Source data
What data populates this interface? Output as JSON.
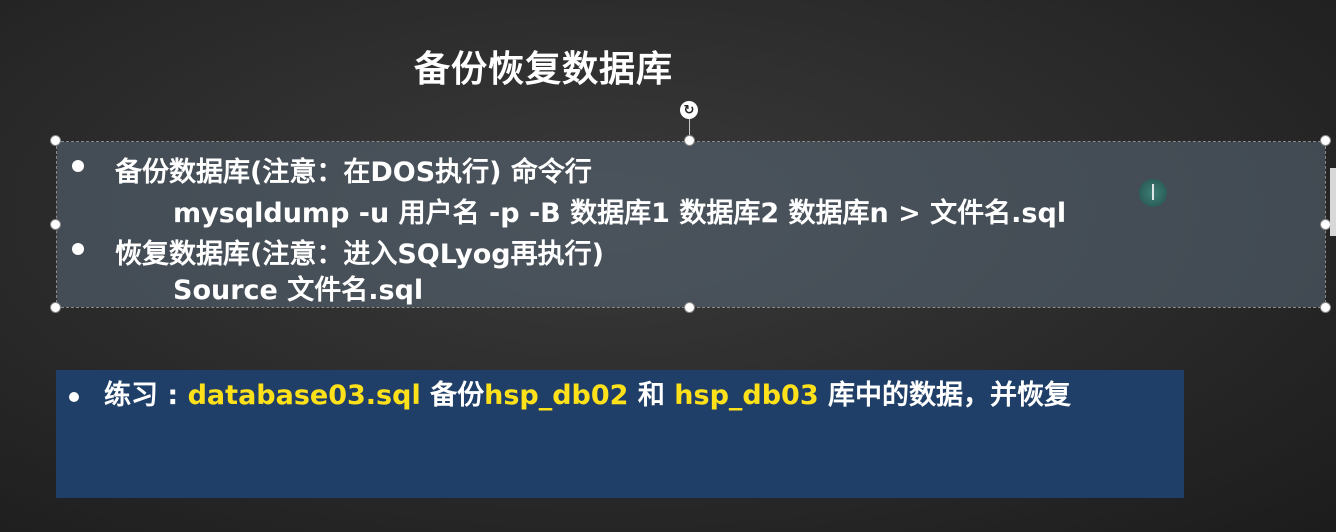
{
  "slide": {
    "title": "备份恢复数据库",
    "lines": {
      "b1_heading": "备份数据库(注意：在DOS执行) 命令行",
      "b1_command": "mysqldump -u 用户名 -p -B 数据库1 数据库2 数据库n > 文件名.sql",
      "b2_heading": "恢复数据库(注意：进入SQLyog再执行)",
      "b2_command": "Source 文件名.sql"
    },
    "exercise": {
      "label": "练习 : ",
      "file": "database03.sql",
      "t1": " 备份",
      "db1": "hsp_db02",
      "t2": " 和 ",
      "db2": "hsp_db03",
      "t3": " 库中的数据，并恢复"
    }
  },
  "colors": {
    "background": "#2a2a2a",
    "text": "#ffffff",
    "highlight": "#ffe11a",
    "exercise_bg": "#1f3f68",
    "content_bg": "#56646f"
  },
  "icons": {
    "rotate": "rotate-icon",
    "cursor": "text-cursor-icon"
  }
}
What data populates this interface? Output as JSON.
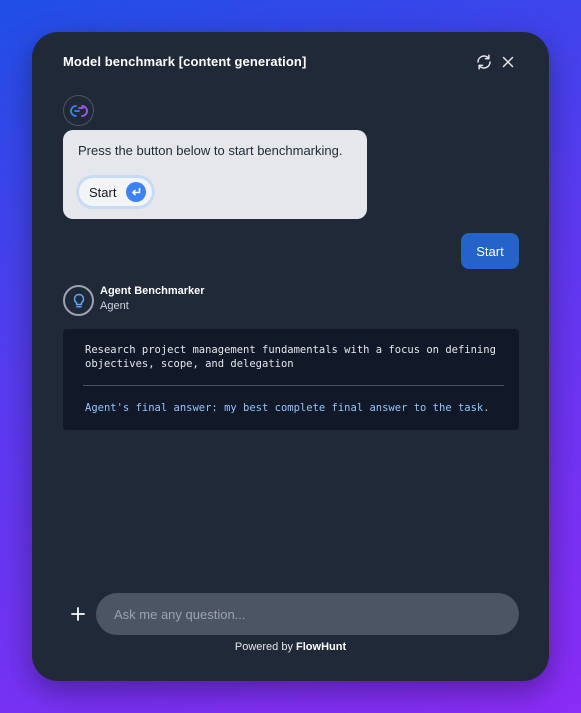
{
  "header": {
    "title": "Model benchmark [content generation]"
  },
  "bot_message": {
    "text": "Press the button below to start benchmarking.",
    "start_button_label": "Start"
  },
  "user_message": {
    "text": "Start"
  },
  "agent": {
    "name": "Agent Benchmarker",
    "role": "Agent",
    "task": "Research project management fundamentals with a focus on defining objectives, scope, and delegation",
    "final_answer": "Agent's final answer: my best complete final answer to the task."
  },
  "composer": {
    "placeholder": "Ask me any question..."
  },
  "footer": {
    "powered_prefix": "Powered by",
    "brand": "FlowHunt"
  },
  "icons": {
    "refresh": "refresh-icon",
    "close": "close-icon",
    "bot": "flowhunt-logo-icon",
    "agent": "lightbulb-icon",
    "enter": "enter-arrow-icon",
    "plus": "plus-icon"
  },
  "colors": {
    "window_bg": "#1f2937",
    "user_bubble": "#2563c9",
    "accent": "#3b82f6",
    "final_answer": "#93c5fd"
  }
}
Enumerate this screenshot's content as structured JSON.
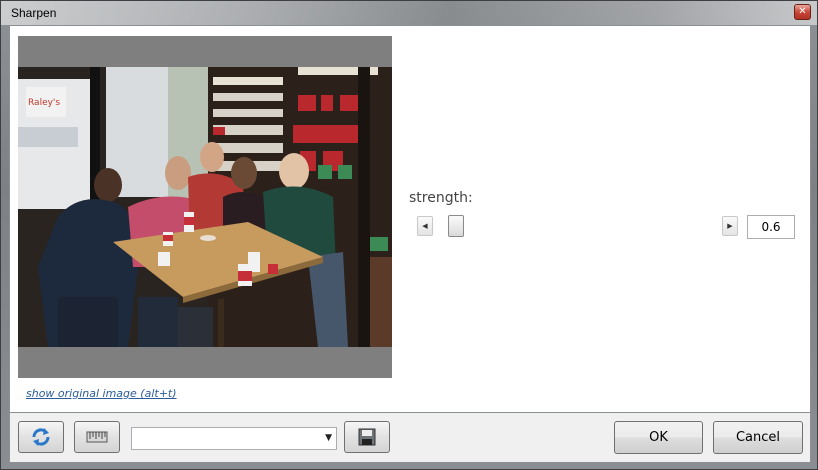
{
  "window": {
    "title": "Sharpen",
    "close_glyph": "✕"
  },
  "preview": {
    "show_original_link": "show original image (alt+t)"
  },
  "strength": {
    "label": "strength:",
    "value": "0.6",
    "level_fraction": 0.06,
    "left_arrow_glyph": "◀",
    "right_arrow_glyph": "▶"
  },
  "toolbar": {
    "refresh_icon": "refresh-icon",
    "ruler_icon": "ruler-icon",
    "preset_value": "",
    "dropdown_glyph": "▼",
    "save_icon": "save-preset-icon"
  },
  "buttons": {
    "ok_label": "OK",
    "cancel_label": "Cancel"
  },
  "colors": {
    "link": "#2a5c9a",
    "close_button": "#c9473a"
  }
}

Task objective
Return every line of the records exactly as given, pictures excluded.

Solution to the exercise
What data populates this interface? Output as JSON.
{
  "slide": {
    "title": "备份恢复数据库",
    "lines": {
      "b1_heading": "备份数据库(注意：在DOS执行) 命令行",
      "b1_command": "mysqldump -u 用户名 -p -B 数据库1 数据库2 数据库n > 文件名.sql",
      "b2_heading": "恢复数据库(注意：进入SQLyog再执行)",
      "b2_command": "Source 文件名.sql"
    },
    "exercise": {
      "label": "练习 : ",
      "file": "database03.sql",
      "t1": " 备份",
      "db1": "hsp_db02",
      "t2": " 和 ",
      "db2": "hsp_db03",
      "t3": " 库中的数据，并恢复"
    }
  },
  "colors": {
    "background": "#2a2a2a",
    "text": "#ffffff",
    "highlight": "#ffe11a",
    "exercise_bg": "#1f3f68",
    "content_bg": "#56646f"
  },
  "icons": {
    "rotate": "rotate-icon",
    "cursor": "text-cursor-icon"
  }
}
What data populates this interface? Output as JSON.
{
  "header": {
    "title": "Model benchmark [content generation]"
  },
  "bot_message": {
    "text": "Press the button below to start benchmarking.",
    "start_button_label": "Start"
  },
  "user_message": {
    "text": "Start"
  },
  "agent": {
    "name": "Agent Benchmarker",
    "role": "Agent",
    "task": "Research project management fundamentals with a focus on defining objectives, scope, and delegation",
    "final_answer": "Agent's final answer: my best complete final answer to the task."
  },
  "composer": {
    "placeholder": "Ask me any question..."
  },
  "footer": {
    "powered_prefix": "Powered by",
    "brand": "FlowHunt"
  },
  "icons": {
    "refresh": "refresh-icon",
    "close": "close-icon",
    "bot": "flowhunt-logo-icon",
    "agent": "lightbulb-icon",
    "enter": "enter-arrow-icon",
    "plus": "plus-icon"
  },
  "colors": {
    "window_bg": "#1f2937",
    "user_bubble": "#2563c9",
    "accent": "#3b82f6",
    "final_answer": "#93c5fd"
  }
}
Enumerate this screenshot's content as structured JSON.
{
  "window": {
    "title": "Sharpen",
    "close_glyph": "✕"
  },
  "preview": {
    "show_original_link": "show original image (alt+t)"
  },
  "strength": {
    "label": "strength:",
    "value": "0.6",
    "level_fraction": 0.06,
    "left_arrow_glyph": "◀",
    "right_arrow_glyph": "▶"
  },
  "toolbar": {
    "refresh_icon": "refresh-icon",
    "ruler_icon": "ruler-icon",
    "preset_value": "",
    "dropdown_glyph": "▼",
    "save_icon": "save-preset-icon"
  },
  "buttons": {
    "ok_label": "OK",
    "cancel_label": "Cancel"
  },
  "colors": {
    "link": "#2a5c9a",
    "close_button": "#c9473a"
  }
}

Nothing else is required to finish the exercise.